## GIVEN PROBLEM
Output each entry exactly; skip nothing.
━━ DATASET ENTRIES
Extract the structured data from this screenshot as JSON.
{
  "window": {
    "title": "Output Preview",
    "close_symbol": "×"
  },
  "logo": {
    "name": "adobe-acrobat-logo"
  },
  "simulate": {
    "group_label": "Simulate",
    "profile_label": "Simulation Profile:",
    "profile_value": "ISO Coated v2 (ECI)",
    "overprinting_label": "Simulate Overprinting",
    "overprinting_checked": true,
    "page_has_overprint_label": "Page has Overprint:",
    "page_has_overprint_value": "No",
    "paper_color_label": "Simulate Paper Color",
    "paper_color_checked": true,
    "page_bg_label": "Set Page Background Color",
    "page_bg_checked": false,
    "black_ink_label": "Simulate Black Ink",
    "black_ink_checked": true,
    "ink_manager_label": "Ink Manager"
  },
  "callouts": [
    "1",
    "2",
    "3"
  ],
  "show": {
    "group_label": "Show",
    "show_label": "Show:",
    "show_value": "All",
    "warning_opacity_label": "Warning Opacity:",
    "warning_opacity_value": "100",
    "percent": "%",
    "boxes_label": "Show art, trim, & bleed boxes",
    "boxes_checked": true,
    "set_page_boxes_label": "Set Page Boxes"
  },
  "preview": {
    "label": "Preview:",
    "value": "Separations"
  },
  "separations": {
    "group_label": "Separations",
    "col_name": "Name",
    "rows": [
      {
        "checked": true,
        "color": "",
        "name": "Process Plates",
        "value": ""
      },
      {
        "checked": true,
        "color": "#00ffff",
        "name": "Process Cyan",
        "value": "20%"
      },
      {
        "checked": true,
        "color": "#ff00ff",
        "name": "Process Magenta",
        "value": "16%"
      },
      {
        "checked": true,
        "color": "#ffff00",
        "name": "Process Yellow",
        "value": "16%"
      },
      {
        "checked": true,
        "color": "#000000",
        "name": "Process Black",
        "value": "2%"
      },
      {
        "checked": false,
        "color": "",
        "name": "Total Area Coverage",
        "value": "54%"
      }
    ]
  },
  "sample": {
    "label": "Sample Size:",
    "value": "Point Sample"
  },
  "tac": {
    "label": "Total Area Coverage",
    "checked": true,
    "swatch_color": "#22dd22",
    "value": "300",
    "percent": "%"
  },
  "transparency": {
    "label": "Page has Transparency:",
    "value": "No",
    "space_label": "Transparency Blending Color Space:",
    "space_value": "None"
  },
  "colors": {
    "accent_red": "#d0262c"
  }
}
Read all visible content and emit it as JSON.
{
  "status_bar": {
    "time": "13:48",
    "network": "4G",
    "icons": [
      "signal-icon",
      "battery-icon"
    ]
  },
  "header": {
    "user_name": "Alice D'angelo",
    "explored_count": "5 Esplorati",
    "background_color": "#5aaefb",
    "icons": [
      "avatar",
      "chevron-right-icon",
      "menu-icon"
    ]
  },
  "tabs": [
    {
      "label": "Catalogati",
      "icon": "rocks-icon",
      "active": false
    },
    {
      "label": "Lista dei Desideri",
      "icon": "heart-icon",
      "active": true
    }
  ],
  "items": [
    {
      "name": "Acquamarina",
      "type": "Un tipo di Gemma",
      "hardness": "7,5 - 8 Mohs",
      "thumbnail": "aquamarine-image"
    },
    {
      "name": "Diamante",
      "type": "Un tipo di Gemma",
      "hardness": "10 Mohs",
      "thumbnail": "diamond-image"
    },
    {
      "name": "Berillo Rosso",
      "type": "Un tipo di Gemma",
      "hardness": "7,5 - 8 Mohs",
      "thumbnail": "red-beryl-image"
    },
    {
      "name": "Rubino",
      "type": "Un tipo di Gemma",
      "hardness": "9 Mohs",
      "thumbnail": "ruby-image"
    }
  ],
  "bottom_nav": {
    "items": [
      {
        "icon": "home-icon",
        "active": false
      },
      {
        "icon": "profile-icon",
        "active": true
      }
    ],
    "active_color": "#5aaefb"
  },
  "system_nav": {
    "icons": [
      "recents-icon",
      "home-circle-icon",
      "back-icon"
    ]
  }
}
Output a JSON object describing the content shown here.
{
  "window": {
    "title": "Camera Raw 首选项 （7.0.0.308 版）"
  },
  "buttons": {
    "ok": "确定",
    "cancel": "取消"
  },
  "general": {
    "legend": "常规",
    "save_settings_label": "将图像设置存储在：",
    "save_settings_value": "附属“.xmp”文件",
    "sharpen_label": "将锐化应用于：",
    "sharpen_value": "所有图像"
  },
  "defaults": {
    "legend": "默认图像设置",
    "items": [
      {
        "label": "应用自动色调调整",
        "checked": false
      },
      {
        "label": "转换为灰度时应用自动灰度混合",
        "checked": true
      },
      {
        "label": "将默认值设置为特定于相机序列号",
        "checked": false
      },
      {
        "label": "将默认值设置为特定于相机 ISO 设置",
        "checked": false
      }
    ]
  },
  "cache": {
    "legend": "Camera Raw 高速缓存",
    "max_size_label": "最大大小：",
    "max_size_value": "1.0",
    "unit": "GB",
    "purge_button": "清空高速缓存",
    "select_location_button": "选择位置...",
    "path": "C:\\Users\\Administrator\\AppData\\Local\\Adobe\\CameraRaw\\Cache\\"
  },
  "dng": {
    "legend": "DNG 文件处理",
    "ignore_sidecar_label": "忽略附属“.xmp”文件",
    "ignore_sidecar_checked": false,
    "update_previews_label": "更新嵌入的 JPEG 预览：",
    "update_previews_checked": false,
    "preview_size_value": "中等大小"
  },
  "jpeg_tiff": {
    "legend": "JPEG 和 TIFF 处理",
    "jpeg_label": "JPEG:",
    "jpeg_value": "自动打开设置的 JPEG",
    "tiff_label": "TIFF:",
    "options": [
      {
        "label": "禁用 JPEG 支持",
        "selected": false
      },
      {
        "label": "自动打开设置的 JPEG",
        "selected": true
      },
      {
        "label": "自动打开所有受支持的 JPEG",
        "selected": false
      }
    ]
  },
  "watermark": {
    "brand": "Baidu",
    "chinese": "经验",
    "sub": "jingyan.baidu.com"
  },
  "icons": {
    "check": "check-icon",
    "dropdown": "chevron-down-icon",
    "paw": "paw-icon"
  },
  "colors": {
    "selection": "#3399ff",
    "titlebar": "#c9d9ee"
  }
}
━━━━
## WRITTEN RESPONSE
Extract the structured data from this screenshot as JSON.
{
  "window": {
    "title": "Output Preview",
    "close_symbol": "×"
  },
  "logo": {
    "name": "adobe-acrobat-logo"
  },
  "simulate": {
    "group_label": "Simulate",
    "profile_label": "Simulation Profile:",
    "profile_value": "ISO Coated v2 (ECI)",
    "overprinting_label": "Simulate Overprinting",
    "overprinting_checked": true,
    "page_has_overprint_label": "Page has Overprint:",
    "page_has_overprint_value": "No",
    "paper_color_label": "Simulate Paper Color",
    "paper_color_checked": true,
    "page_bg_label": "Set Page Background Color",
    "page_bg_checked": false,
    "black_ink_label": "Simulate Black Ink",
    "black_ink_checked": true,
    "ink_manager_label": "Ink Manager"
  },
  "callouts": [
    "1",
    "2",
    "3"
  ],
  "show": {
    "group_label": "Show",
    "show_label": "Show:",
    "show_value": "All",
    "warning_opacity_label": "Warning Opacity:",
    "warning_opacity_value": "100",
    "percent": "%",
    "boxes_label": "Show art, trim, & bleed boxes",
    "boxes_checked": true,
    "set_page_boxes_label": "Set Page Boxes"
  },
  "preview": {
    "label": "Preview:",
    "value": "Separations"
  },
  "separations": {
    "group_label": "Separations",
    "col_name": "Name",
    "rows": [
      {
        "checked": true,
        "color": "",
        "name": "Process Plates",
        "value": ""
      },
      {
        "checked": true,
        "color": "#00ffff",
        "name": "Process Cyan",
        "value": "20%"
      },
      {
        "checked": true,
        "color": "#ff00ff",
        "name": "Process Magenta",
        "value": "16%"
      },
      {
        "checked": true,
        "color": "#ffff00",
        "name": "Process Yellow",
        "value": "16%"
      },
      {
        "checked": true,
        "color": "#000000",
        "name": "Process Black",
        "value": "2%"
      },
      {
        "checked": false,
        "color": "",
        "name": "Total Area Coverage",
        "value": "54%"
      }
    ]
  },
  "sample": {
    "label": "Sample Size:",
    "value": "Point Sample"
  },
  "tac": {
    "label": "Total Area Coverage",
    "checked": true,
    "swatch_color": "#22dd22",
    "value": "300",
    "percent": "%"
  },
  "transparency": {
    "label": "Page has Transparency:",
    "value": "No",
    "space_label": "Transparency Blending Color Space:",
    "space_value": "None"
  },
  "colors": {
    "accent_red": "#d0262c"
  }
}
Read all visible content and emit it as JSON.
{
  "status_bar": {
    "time": "13:48",
    "network": "4G",
    "icons": [
      "signal-icon",
      "battery-icon"
    ]
  },
  "header": {
    "user_name": "Alice D'angelo",
    "explored_count": "5 Esplorati",
    "background_color": "#5aaefb",
    "icons": [
      "avatar",
      "chevron-right-icon",
      "menu-icon"
    ]
  },
  "tabs": [
    {
      "label": "Catalogati",
      "icon": "rocks-icon",
      "active": false
    },
    {
      "label": "Lista dei Desideri",
      "icon": "heart-icon",
      "active": true
    }
  ],
  "items": [
    {
      "name": "Acquamarina",
      "type": "Un tipo di Gemma",
      "hardness": "7,5 - 8 Mohs",
      "thumbnail": "aquamarine-image"
    },
    {
      "name": "Diamante",
      "type": "Un tipo di Gemma",
      "hardness": "10 Mohs",
      "thumbnail": "diamond-image"
    },
    {
      "name": "Berillo Rosso",
      "type": "Un tipo di Gemma",
      "hardness": "7,5 - 8 Mohs",
      "thumbnail": "red-beryl-image"
    },
    {
      "name": "Rubino",
      "type": "Un tipo di Gemma",
      "hardness": "9 Mohs",
      "thumbnail": "ruby-image"
    }
  ],
  "bottom_nav": {
    "items": [
      {
        "icon": "home-icon",
        "active": false
      },
      {
        "icon": "profile-icon",
        "active": true
      }
    ],
    "active_color": "#5aaefb"
  },
  "system_nav": {
    "icons": [
      "recents-icon",
      "home-circle-icon",
      "back-icon"
    ]
  }
}
Output a JSON object describing the content shown here.
{
  "window": {
    "title": "Camera Raw 首选项 （7.0.0.308 版）"
  },
  "buttons": {
    "ok": "确定",
    "cancel": "取消"
  },
  "general": {
    "legend": "常规",
    "save_settings_label": "将图像设置存储在：",
    "save_settings_value": "附属“.xmp”文件",
    "sharpen_label": "将锐化应用于：",
    "sharpen_value": "所有图像"
  },
  "defaults": {
    "legend": "默认图像设置",
    "items": [
      {
        "label": "应用自动色调调整",
        "checked": false
      },
      {
        "label": "转换为灰度时应用自动灰度混合",
        "checked": true
      },
      {
        "label": "将默认值设置为特定于相机序列号",
        "checked": false
      },
      {
        "label": "将默认值设置为特定于相机 ISO 设置",
        "checked": false
      }
    ]
  },
  "cache": {
    "legend": "Camera Raw 高速缓存",
    "max_size_label": "最大大小：",
    "max_size_value": "1.0",
    "unit": "GB",
    "purge_button": "清空高速缓存",
    "select_location_button": "选择位置...",
    "path": "C:\\Users\\Administrator\\AppData\\Local\\Adobe\\CameraRaw\\Cache\\"
  },
  "dng": {
    "legend": "DNG 文件处理",
    "ignore_sidecar_label": "忽略附属“.xmp”文件",
    "ignore_sidecar_checked": false,
    "update_previews_label": "更新嵌入的 JPEG 预览：",
    "update_previews_checked": false,
    "preview_size_value": "中等大小"
  },
  "jpeg_tiff": {
    "legend": "JPEG 和 TIFF 处理",
    "jpeg_label": "JPEG:",
    "jpeg_value": "自动打开设置的 JPEG",
    "tiff_label": "TIFF:",
    "options": [
      {
        "label": "禁用 JPEG 支持",
        "selected": false
      },
      {
        "label": "自动打开设置的 JPEG",
        "selected": true
      },
      {
        "label": "自动打开所有受支持的 JPEG",
        "selected": false
      }
    ]
  },
  "watermark": {
    "brand": "Baidu",
    "chinese": "经验",
    "sub": "jingyan.baidu.com"
  },
  "icons": {
    "check": "check-icon",
    "dropdown": "chevron-down-icon",
    "paw": "paw-icon"
  },
  "colors": {
    "selection": "#3399ff",
    "titlebar": "#c9d9ee"
  }
}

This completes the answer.